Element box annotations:
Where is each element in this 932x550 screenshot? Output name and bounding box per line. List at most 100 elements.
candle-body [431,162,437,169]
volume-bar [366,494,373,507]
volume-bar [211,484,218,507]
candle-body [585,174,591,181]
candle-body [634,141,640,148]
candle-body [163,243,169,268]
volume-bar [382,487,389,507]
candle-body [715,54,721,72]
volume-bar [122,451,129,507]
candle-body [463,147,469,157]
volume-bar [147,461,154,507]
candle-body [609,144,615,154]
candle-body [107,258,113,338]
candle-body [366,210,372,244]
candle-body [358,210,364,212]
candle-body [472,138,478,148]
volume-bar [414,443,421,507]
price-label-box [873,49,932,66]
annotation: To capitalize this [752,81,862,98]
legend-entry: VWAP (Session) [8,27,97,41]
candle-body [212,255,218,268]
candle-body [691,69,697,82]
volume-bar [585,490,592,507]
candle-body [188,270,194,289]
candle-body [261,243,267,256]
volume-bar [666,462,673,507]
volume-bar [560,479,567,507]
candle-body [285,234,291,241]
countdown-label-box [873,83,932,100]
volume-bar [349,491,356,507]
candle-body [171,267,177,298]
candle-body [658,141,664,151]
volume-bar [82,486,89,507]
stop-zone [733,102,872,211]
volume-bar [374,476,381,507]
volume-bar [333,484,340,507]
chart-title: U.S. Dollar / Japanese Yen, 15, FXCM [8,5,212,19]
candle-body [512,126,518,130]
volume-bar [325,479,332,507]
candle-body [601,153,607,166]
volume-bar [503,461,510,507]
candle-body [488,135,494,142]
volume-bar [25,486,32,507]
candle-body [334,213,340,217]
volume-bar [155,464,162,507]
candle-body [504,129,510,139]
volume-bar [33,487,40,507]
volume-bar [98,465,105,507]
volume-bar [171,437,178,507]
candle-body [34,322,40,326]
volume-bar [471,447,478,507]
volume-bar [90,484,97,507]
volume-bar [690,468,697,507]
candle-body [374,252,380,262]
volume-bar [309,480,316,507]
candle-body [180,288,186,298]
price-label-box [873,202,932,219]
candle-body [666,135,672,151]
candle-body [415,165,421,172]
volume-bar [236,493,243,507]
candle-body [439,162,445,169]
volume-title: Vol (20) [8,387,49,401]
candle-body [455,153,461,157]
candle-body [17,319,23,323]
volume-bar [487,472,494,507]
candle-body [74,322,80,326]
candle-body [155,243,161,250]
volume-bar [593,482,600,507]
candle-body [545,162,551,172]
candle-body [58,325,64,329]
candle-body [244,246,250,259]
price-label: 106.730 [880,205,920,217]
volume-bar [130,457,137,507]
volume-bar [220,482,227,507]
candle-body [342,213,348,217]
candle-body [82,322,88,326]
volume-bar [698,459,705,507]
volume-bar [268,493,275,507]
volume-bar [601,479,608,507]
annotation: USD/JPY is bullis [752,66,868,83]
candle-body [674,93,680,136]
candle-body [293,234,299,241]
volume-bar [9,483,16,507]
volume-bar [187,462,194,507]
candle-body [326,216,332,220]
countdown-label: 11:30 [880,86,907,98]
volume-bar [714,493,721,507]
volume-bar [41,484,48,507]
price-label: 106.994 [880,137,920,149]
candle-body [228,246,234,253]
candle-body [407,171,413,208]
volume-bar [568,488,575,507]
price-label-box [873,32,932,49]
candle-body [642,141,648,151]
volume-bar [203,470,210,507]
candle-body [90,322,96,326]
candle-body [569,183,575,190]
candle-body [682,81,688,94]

Task statement
Reproduce every line of the records above, keeping each one unchanged.

Result of this task
Where is each element in this 932x550 screenshot? Output name and bounding box per line. List at most 100 elements.
candle-body [431,162,437,169]
volume-bar [366,494,373,507]
volume-bar [211,484,218,507]
candle-body [585,174,591,181]
candle-body [634,141,640,148]
candle-body [163,243,169,268]
volume-bar [382,487,389,507]
candle-body [715,54,721,72]
volume-bar [122,451,129,507]
candle-body [463,147,469,157]
volume-bar [147,461,154,507]
candle-body [609,144,615,154]
candle-body [107,258,113,338]
candle-body [366,210,372,244]
candle-body [358,210,364,212]
candle-body [472,138,478,148]
volume-bar [414,443,421,507]
price-label-box [873,49,932,66]
annotation: To capitalize this [752,81,862,98]
legend-entry: VWAP (Session) [8,27,97,41]
candle-body [212,255,218,268]
candle-body [691,69,697,82]
volume-bar [585,490,592,507]
candle-body [188,270,194,289]
candle-body [261,243,267,256]
volume-bar [666,462,673,507]
volume-bar [560,479,567,507]
candle-body [285,234,291,241]
countdown-label-box [873,83,932,100]
volume-bar [349,491,356,507]
candle-body [171,267,177,298]
candle-body [658,141,664,151]
volume-bar [82,486,89,507]
stop-zone [733,102,872,211]
volume-bar [374,476,381,507]
volume-bar [333,484,340,507]
chart-title: U.S. Dollar / Japanese Yen, 15, FXCM [8,5,212,19]
candle-body [512,126,518,130]
volume-bar [325,479,332,507]
candle-body [601,153,607,166]
volume-bar [503,461,510,507]
candle-body [488,135,494,142]
volume-bar [25,486,32,507]
candle-body [334,213,340,217]
volume-bar [155,464,162,507]
candle-body [504,129,510,139]
volume-bar [33,487,40,507]
volume-bar [98,465,105,507]
volume-bar [171,437,178,507]
candle-body [34,322,40,326]
volume-bar [471,447,478,507]
volume-bar [90,484,97,507]
volume-bar [690,468,697,507]
candle-body [374,252,380,262]
volume-bar [309,480,316,507]
candle-body [180,288,186,298]
price-label-box [873,202,932,219]
candle-body [666,135,672,151]
candle-body [415,165,421,172]
volume-bar [236,493,243,507]
candle-body [439,162,445,169]
volume-title: Vol (20) [8,387,49,401]
candle-body [455,153,461,157]
candle-body [17,319,23,323]
volume-bar [487,472,494,507]
candle-body [74,322,80,326]
candle-body [155,243,161,250]
volume-bar [593,482,600,507]
candle-body [545,162,551,172]
candle-body [58,325,64,329]
candle-body [244,246,250,259]
price-label: 106.730 [880,205,920,217]
volume-bar [130,457,137,507]
volume-bar [220,482,227,507]
candle-body [342,213,348,217]
candle-body [82,322,88,326]
volume-bar [698,459,705,507]
volume-bar [268,493,275,507]
volume-bar [601,479,608,507]
annotation: USD/JPY is bullis [752,66,868,83]
candle-body [674,93,680,136]
candle-body [293,234,299,241]
volume-bar [9,483,16,507]
volume-bar [187,462,194,507]
candle-body [326,216,332,220]
countdown-label: 11:30 [880,86,907,98]
volume-bar [714,493,721,507]
volume-bar [41,484,48,507]
price-label: 106.994 [880,137,920,149]
candle-body [228,246,234,253]
candle-body [407,171,413,208]
volume-bar [568,488,575,507]
price-label-box [873,32,932,49]
candle-body [642,141,648,151]
volume-bar [203,470,210,507]
candle-body [90,322,96,326]
candle-body [569,183,575,190]
candle-body [682,81,688,94]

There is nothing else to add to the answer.